■ DATA FOR THE TASK ■
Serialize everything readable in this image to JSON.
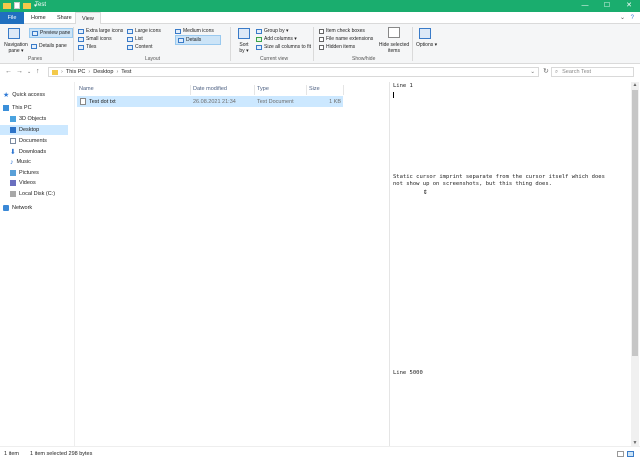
{
  "window": {
    "title": "Test",
    "controls": [
      "—",
      "☐",
      "✕"
    ]
  },
  "ribbon_tabs": [
    {
      "label": "File"
    },
    {
      "label": "Home"
    },
    {
      "label": "Share"
    },
    {
      "label": "View"
    }
  ],
  "ribbon": {
    "panes": {
      "navigation_pane": "Navigation pane ▾",
      "preview_pane": "Preview pane",
      "details_pane": "Details pane",
      "group_label": "Panes"
    },
    "layout": {
      "items": [
        "Extra large icons",
        "Large icons",
        "Medium icons",
        "Small icons",
        "List",
        "Details",
        "Tiles",
        "Content"
      ],
      "selected": "Details",
      "group_label": "Layout"
    },
    "current_view": {
      "sort_by": "Sort by ▾",
      "group_by": "Group by ▾",
      "add_columns": "Add columns ▾",
      "size_all": "Size all columns to fit",
      "group_label": "Current view"
    },
    "show_hide": {
      "item_checkboxes": "Item check boxes",
      "file_name_extensions": "File name extensions",
      "hidden_items": "Hidden items",
      "hide_selected": "Hide selected items",
      "group_label": "Show/hide"
    },
    "options": "Options ▾"
  },
  "address": {
    "crumbs": [
      "This PC",
      "Desktop",
      "Test"
    ],
    "search_placeholder": "Search Test"
  },
  "sidebar": {
    "items": [
      {
        "label": "Quick access",
        "icon": "star-icon",
        "color": "#2f7ad6"
      },
      {
        "label": "This PC",
        "icon": "computer-icon",
        "color": "#3b8fd9"
      },
      {
        "label": "3D Objects",
        "icon": "cube-icon",
        "color": "#4aa3df"
      },
      {
        "label": "Desktop",
        "icon": "desktop-icon",
        "color": "#2d73c8",
        "selected": true
      },
      {
        "label": "Documents",
        "icon": "document-icon",
        "color": "#7a8aa0"
      },
      {
        "label": "Downloads",
        "icon": "download-icon",
        "color": "#2a74d0"
      },
      {
        "label": "Music",
        "icon": "music-icon",
        "color": "#3b7dd8"
      },
      {
        "label": "Pictures",
        "icon": "picture-icon",
        "color": "#5aa0d8"
      },
      {
        "label": "Videos",
        "icon": "video-icon",
        "color": "#6a6fbf"
      },
      {
        "label": "Local Disk (C:)",
        "icon": "disk-icon",
        "color": "#8a8a8a"
      },
      {
        "label": "Network",
        "icon": "network-icon",
        "color": "#3a88d6"
      }
    ]
  },
  "filelist": {
    "columns": [
      "Name",
      "Date modified",
      "Type",
      "Size"
    ],
    "rows": [
      {
        "name": "Test dot txt",
        "date": "26.08.2021 21:34",
        "type": "Text Document",
        "size": "1 KB"
      }
    ]
  },
  "preview": {
    "line1": "Line 1",
    "middle": "Static cursor imprint separate from the cursor itself which does not show up on screenshots, but this thing does.",
    "cursor_glyph": "⇕",
    "last": "Line 5000"
  },
  "status": {
    "items": "1 item",
    "selected": "1 item selected  298 bytes"
  }
}
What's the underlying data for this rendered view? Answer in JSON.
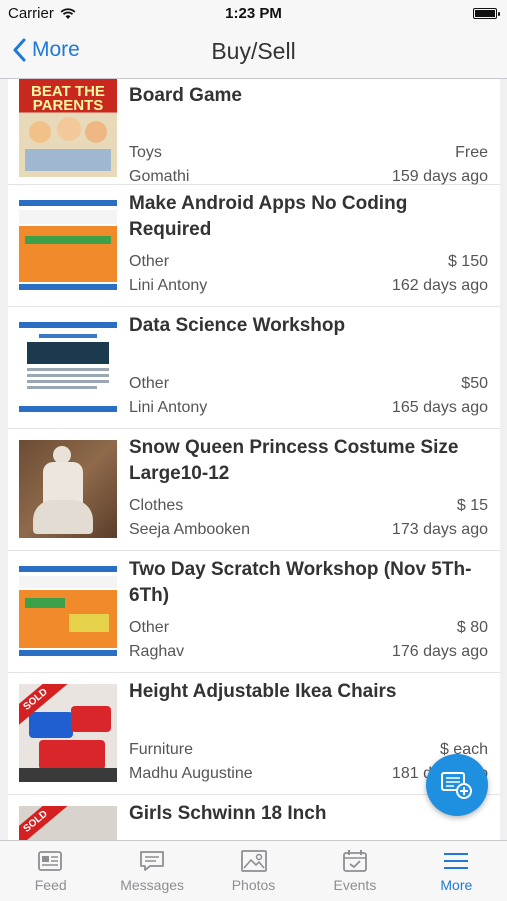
{
  "status": {
    "carrier": "Carrier",
    "time": "1:23 PM"
  },
  "nav": {
    "back_label": "More",
    "title": "Buy/Sell"
  },
  "items": [
    {
      "title": "Board Game",
      "category": "Toys",
      "price": "Free",
      "seller": "Gomathi",
      "age": "159 days ago",
      "thumb_text": "BEAT THE PARENTS"
    },
    {
      "title": "Make Android Apps No Coding Required",
      "category": "Other",
      "price": "$ 150",
      "seller": "Lini Antony",
      "age": "162 days ago"
    },
    {
      "title": "Data Science Workshop",
      "category": "Other",
      "price": "$50",
      "seller": "Lini Antony",
      "age": "165 days ago"
    },
    {
      "title": "Snow Queen Princess Costume Size Large10-12",
      "category": "Clothes",
      "price": "$ 15",
      "seller": "Seeja Ambooken",
      "age": "173 days ago"
    },
    {
      "title": "Two Day Scratch Workshop (Nov 5Th-6Th)",
      "category": "Other",
      "price": "$ 80",
      "seller": "Raghav",
      "age": "176 days ago"
    },
    {
      "title": "Height Adjustable Ikea Chairs",
      "category": "Furniture",
      "price": "$ each",
      "seller": "Madhu Augustine",
      "age": "181 days ago",
      "sold_label": "SOLD"
    },
    {
      "title": "Girls Schwinn 18 Inch",
      "sold_label": "SOLD"
    }
  ],
  "tabs": [
    {
      "label": "Feed"
    },
    {
      "label": "Messages"
    },
    {
      "label": "Photos"
    },
    {
      "label": "Events"
    },
    {
      "label": "More"
    }
  ],
  "colors": {
    "accent": "#1e7ad6",
    "fab": "#1f8fe0",
    "sold": "#d42020"
  }
}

■ YOUR INSTRUCTIONS ■
Leave the pictures out and reproduce each record exactly as written.

■ WRITTEN SOLUTION ■
Serialize everything readable in this image to JSON.
{
  "window": {
    "title": "Test",
    "controls": [
      "—",
      "☐",
      "✕"
    ]
  },
  "ribbon_tabs": [
    {
      "label": "File"
    },
    {
      "label": "Home"
    },
    {
      "label": "Share"
    },
    {
      "label": "View"
    }
  ],
  "ribbon": {
    "panes": {
      "navigation_pane": "Navigation pane ▾",
      "preview_pane": "Preview pane",
      "details_pane": "Details pane",
      "group_label": "Panes"
    },
    "layout": {
      "items": [
        "Extra large icons",
        "Large icons",
        "Medium icons",
        "Small icons",
        "List",
        "Details",
        "Tiles",
        "Content"
      ],
      "selected": "Details",
      "group_label": "Layout"
    },
    "current_view": {
      "sort_by": "Sort by ▾",
      "group_by": "Group by ▾",
      "add_columns": "Add columns ▾",
      "size_all": "Size all columns to fit",
      "group_label": "Current view"
    },
    "show_hide": {
      "item_checkboxes": "Item check boxes",
      "file_name_extensions": "File name extensions",
      "hidden_items": "Hidden items",
      "hide_selected": "Hide selected items",
      "group_label": "Show/hide"
    },
    "options": "Options ▾"
  },
  "address": {
    "crumbs": [
      "This PC",
      "Desktop",
      "Test"
    ],
    "search_placeholder": "Search Test"
  },
  "sidebar": {
    "items": [
      {
        "label": "Quick access",
        "icon": "star-icon",
        "color": "#2f7ad6"
      },
      {
        "label": "This PC",
        "icon": "computer-icon",
        "color": "#3b8fd9"
      },
      {
        "label": "3D Objects",
        "icon": "cube-icon",
        "color": "#4aa3df"
      },
      {
        "label": "Desktop",
        "icon": "desktop-icon",
        "color": "#2d73c8",
        "selected": true
      },
      {
        "label": "Documents",
        "icon": "document-icon",
        "color": "#7a8aa0"
      },
      {
        "label": "Downloads",
        "icon": "download-icon",
        "color": "#2a74d0"
      },
      {
        "label": "Music",
        "icon": "music-icon",
        "color": "#3b7dd8"
      },
      {
        "label": "Pictures",
        "icon": "picture-icon",
        "color": "#5aa0d8"
      },
      {
        "label": "Videos",
        "icon": "video-icon",
        "color": "#6a6fbf"
      },
      {
        "label": "Local Disk (C:)",
        "icon": "disk-icon",
        "color": "#8a8a8a"
      },
      {
        "label": "Network",
        "icon": "network-icon",
        "color": "#3a88d6"
      }
    ]
  },
  "filelist": {
    "columns": [
      "Name",
      "Date modified",
      "Type",
      "Size"
    ],
    "rows": [
      {
        "name": "Test dot txt",
        "date": "26.08.2021 21:34",
        "type": "Text Document",
        "size": "1 KB"
      }
    ]
  },
  "preview": {
    "line1": "Line 1",
    "middle": "Static cursor imprint separate from the cursor itself which does not show up on screenshots, but this thing does.",
    "cursor_glyph": "⇕",
    "last": "Line 5000"
  },
  "status": {
    "items": "1 item",
    "selected": "1 item selected  298 bytes"
  }
}
What's the underlying data for this rendered view? Answer in JSON.
{
  "status": {
    "carrier": "Carrier",
    "time": "1:23 PM"
  },
  "nav": {
    "back_label": "More",
    "title": "Buy/Sell"
  },
  "items": [
    {
      "title": "Board Game",
      "category": "Toys",
      "price": "Free",
      "seller": "Gomathi",
      "age": "159 days ago",
      "thumb_text": "BEAT THE PARENTS"
    },
    {
      "title": "Make Android Apps No Coding Required",
      "category": "Other",
      "price": "$ 150",
      "seller": "Lini Antony",
      "age": "162 days ago"
    },
    {
      "title": "Data Science Workshop",
      "category": "Other",
      "price": "$50",
      "seller": "Lini Antony",
      "age": "165 days ago"
    },
    {
      "title": "Snow Queen Princess Costume Size Large10-12",
      "category": "Clothes",
      "price": "$ 15",
      "seller": "Seeja Ambooken",
      "age": "173 days ago"
    },
    {
      "title": "Two Day Scratch Workshop (Nov 5Th-6Th)",
      "category": "Other",
      "price": "$ 80",
      "seller": "Raghav",
      "age": "176 days ago"
    },
    {
      "title": "Height Adjustable Ikea Chairs",
      "category": "Furniture",
      "price": "$ each",
      "seller": "Madhu Augustine",
      "age": "181 days ago",
      "sold_label": "SOLD"
    },
    {
      "title": "Girls Schwinn 18 Inch",
      "sold_label": "SOLD"
    }
  ],
  "tabs": [
    {
      "label": "Feed"
    },
    {
      "label": "Messages"
    },
    {
      "label": "Photos"
    },
    {
      "label": "Events"
    },
    {
      "label": "More"
    }
  ],
  "colors": {
    "accent": "#1e7ad6",
    "fab": "#1f8fe0",
    "sold": "#d42020"
  }
}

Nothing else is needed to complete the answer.